> **Prompt**
Scan the data below for the string "Изыскания". Show every line where it turns up.

>> START

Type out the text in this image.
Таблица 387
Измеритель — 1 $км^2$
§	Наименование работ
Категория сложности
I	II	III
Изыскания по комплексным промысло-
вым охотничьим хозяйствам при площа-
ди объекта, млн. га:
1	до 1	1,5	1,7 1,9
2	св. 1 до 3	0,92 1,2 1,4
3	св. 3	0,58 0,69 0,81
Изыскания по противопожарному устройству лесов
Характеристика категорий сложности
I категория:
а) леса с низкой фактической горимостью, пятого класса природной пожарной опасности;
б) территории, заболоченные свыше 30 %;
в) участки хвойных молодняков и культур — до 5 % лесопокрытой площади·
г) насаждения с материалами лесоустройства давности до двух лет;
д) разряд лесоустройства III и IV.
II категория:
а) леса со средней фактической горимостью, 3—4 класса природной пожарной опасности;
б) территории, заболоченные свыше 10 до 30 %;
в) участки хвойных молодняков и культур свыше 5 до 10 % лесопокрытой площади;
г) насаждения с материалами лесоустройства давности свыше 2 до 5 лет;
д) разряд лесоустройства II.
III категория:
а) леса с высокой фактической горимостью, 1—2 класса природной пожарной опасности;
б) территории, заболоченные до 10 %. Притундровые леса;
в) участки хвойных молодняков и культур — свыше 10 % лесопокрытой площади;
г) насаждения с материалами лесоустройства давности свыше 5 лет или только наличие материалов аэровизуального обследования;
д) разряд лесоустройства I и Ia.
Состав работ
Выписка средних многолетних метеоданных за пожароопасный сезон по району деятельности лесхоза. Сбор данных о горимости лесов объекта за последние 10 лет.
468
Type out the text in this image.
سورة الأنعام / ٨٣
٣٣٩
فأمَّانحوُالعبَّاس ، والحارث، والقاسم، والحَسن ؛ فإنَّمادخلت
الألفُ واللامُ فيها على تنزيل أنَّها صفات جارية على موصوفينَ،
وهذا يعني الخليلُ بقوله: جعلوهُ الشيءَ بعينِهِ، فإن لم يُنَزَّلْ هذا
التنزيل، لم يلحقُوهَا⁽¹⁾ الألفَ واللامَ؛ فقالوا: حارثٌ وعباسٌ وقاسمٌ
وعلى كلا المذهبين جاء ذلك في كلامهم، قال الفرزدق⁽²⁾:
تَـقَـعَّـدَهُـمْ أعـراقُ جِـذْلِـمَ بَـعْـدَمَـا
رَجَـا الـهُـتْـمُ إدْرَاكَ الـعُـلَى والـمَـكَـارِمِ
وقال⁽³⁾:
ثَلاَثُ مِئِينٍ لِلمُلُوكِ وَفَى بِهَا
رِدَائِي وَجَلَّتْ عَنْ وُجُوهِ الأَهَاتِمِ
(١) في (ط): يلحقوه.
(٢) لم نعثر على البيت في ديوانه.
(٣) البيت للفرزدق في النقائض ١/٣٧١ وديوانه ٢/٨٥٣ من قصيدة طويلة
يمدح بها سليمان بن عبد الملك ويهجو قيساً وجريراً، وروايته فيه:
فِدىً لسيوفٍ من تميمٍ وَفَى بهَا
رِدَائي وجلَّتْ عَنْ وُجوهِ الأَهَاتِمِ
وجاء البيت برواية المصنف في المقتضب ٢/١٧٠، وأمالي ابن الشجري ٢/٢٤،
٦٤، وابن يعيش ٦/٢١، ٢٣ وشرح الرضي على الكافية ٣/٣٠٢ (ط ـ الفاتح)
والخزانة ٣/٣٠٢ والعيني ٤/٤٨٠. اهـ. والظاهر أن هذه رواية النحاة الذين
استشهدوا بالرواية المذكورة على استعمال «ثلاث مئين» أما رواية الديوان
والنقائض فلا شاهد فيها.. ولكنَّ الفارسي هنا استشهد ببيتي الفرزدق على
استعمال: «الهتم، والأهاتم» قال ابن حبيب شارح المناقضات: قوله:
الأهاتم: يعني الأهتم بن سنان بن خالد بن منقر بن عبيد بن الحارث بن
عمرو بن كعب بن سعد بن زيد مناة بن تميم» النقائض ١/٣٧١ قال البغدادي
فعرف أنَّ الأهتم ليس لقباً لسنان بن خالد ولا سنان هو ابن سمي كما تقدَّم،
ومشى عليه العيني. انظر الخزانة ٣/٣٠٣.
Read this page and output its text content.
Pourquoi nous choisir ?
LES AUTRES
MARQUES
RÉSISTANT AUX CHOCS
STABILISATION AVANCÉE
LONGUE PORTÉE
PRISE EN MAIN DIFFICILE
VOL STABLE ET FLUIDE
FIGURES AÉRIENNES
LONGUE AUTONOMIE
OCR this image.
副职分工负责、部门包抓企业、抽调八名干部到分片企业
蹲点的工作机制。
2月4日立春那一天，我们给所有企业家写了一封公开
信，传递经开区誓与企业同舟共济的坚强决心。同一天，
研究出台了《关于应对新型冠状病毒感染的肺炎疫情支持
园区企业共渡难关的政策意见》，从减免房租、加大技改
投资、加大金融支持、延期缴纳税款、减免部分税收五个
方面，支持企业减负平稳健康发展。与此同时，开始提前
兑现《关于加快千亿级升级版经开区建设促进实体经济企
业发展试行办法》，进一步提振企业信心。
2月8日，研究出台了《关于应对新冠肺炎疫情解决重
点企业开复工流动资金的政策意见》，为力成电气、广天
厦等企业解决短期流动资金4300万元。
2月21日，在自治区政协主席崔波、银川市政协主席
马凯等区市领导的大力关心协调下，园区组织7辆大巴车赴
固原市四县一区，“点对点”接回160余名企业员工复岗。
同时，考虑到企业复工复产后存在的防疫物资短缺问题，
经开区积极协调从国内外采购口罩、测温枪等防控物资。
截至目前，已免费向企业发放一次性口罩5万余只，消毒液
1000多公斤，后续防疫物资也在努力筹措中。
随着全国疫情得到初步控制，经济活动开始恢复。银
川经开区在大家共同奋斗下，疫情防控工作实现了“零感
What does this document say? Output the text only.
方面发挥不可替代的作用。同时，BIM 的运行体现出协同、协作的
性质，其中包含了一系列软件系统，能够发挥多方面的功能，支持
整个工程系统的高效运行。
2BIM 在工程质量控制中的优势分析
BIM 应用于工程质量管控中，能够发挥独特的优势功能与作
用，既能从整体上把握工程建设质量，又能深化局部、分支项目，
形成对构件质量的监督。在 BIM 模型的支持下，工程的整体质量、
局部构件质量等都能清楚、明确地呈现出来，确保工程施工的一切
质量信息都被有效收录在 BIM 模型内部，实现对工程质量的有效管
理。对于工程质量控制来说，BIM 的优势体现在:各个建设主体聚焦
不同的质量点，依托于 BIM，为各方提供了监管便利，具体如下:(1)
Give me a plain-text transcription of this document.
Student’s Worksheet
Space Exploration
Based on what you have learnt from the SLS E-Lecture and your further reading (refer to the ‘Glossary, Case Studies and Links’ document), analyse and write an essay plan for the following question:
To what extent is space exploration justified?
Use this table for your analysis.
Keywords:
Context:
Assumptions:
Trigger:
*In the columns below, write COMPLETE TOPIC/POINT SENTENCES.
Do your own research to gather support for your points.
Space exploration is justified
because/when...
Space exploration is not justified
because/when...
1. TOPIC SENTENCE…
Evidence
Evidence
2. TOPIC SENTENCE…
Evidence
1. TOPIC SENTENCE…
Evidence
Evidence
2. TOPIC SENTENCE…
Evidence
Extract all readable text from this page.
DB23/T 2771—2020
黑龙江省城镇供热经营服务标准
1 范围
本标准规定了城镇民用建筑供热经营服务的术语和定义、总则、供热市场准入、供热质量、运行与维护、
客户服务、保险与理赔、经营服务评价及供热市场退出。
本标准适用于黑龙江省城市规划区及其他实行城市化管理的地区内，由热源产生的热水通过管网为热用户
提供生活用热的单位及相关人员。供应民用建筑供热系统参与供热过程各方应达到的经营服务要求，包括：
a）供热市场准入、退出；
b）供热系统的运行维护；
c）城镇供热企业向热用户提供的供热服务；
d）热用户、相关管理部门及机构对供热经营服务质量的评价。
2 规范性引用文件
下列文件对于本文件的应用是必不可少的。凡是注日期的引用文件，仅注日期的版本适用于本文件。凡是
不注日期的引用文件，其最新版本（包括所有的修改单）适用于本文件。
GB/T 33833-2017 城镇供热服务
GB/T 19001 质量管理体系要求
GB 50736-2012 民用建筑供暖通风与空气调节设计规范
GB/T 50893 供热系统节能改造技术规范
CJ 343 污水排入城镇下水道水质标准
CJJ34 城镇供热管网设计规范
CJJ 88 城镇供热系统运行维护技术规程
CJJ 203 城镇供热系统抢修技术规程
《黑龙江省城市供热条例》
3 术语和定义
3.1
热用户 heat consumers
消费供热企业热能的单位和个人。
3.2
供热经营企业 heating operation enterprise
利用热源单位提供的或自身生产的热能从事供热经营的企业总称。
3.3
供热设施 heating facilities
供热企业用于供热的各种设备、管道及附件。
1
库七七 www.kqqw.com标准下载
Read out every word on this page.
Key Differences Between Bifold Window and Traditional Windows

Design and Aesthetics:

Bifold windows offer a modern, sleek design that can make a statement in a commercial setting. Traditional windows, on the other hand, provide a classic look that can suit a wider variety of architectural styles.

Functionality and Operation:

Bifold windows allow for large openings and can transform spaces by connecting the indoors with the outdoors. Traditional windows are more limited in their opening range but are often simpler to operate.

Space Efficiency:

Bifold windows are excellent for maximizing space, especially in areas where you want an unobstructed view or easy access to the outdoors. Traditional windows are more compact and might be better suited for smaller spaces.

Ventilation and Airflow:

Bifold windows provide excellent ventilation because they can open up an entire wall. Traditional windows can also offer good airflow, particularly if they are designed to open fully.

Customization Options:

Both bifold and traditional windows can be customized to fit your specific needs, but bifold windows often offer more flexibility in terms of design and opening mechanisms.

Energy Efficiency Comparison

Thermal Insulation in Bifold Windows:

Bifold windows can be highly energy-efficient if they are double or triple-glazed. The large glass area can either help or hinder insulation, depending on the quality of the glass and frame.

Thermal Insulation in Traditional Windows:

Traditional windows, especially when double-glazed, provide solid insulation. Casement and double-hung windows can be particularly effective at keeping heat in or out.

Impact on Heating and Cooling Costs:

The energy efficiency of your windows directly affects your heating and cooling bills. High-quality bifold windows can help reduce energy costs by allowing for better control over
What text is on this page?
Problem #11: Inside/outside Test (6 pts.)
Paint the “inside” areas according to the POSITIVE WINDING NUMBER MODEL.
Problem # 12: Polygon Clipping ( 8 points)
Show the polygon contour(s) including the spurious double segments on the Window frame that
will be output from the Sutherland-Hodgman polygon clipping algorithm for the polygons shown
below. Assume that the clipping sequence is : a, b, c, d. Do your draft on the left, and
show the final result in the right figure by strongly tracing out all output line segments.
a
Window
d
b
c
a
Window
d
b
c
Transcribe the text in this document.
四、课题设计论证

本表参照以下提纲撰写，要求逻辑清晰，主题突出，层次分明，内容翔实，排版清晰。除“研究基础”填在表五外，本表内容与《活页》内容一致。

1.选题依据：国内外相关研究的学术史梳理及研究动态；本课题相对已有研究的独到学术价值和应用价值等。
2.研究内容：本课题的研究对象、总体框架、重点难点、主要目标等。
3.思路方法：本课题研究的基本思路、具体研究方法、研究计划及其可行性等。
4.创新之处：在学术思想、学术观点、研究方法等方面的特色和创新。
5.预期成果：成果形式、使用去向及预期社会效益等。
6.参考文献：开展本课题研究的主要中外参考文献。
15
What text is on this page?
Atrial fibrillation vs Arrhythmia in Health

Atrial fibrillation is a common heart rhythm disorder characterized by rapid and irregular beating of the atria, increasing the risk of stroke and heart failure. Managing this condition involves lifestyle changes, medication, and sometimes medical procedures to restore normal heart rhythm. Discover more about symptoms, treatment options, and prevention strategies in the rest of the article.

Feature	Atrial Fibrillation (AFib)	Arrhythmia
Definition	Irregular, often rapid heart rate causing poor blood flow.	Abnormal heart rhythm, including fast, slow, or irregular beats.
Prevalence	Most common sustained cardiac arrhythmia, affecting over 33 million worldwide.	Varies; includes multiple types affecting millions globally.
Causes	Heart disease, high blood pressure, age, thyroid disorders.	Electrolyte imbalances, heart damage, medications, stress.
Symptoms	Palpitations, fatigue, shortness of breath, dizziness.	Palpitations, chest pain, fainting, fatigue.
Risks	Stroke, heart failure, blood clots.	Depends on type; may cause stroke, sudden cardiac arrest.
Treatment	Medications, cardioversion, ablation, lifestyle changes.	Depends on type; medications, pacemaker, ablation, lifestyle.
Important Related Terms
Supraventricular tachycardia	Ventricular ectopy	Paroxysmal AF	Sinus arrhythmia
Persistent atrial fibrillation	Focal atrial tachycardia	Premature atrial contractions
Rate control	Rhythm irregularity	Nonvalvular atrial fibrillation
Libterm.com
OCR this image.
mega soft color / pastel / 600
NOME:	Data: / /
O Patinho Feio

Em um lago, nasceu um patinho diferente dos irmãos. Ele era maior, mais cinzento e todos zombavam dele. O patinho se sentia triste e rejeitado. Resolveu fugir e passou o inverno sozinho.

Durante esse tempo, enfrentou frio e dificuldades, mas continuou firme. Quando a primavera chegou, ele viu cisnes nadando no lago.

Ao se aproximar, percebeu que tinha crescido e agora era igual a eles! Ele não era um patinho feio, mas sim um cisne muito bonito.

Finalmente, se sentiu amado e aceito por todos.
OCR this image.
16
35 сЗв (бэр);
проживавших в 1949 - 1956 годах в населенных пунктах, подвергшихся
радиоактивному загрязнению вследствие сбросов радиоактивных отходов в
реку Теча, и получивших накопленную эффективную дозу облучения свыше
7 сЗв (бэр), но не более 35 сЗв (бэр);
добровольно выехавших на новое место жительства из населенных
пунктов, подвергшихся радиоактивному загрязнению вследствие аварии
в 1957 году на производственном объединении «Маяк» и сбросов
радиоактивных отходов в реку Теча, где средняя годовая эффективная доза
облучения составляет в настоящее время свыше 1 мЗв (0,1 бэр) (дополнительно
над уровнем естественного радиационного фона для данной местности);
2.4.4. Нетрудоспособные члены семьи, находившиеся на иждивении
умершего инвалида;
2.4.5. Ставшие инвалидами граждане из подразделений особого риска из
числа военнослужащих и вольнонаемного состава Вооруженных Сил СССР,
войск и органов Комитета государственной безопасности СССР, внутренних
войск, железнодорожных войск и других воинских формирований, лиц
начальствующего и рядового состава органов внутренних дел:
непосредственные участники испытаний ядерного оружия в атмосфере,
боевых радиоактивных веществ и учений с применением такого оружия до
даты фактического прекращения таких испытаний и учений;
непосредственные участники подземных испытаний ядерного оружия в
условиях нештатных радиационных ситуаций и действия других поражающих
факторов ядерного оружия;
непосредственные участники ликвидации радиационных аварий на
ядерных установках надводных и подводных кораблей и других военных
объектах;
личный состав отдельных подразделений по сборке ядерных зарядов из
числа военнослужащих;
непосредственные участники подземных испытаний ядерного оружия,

>> END

> **Correct result**
Изыскания по комплексным промысло-
Изыскания по противопожарному устройству лесов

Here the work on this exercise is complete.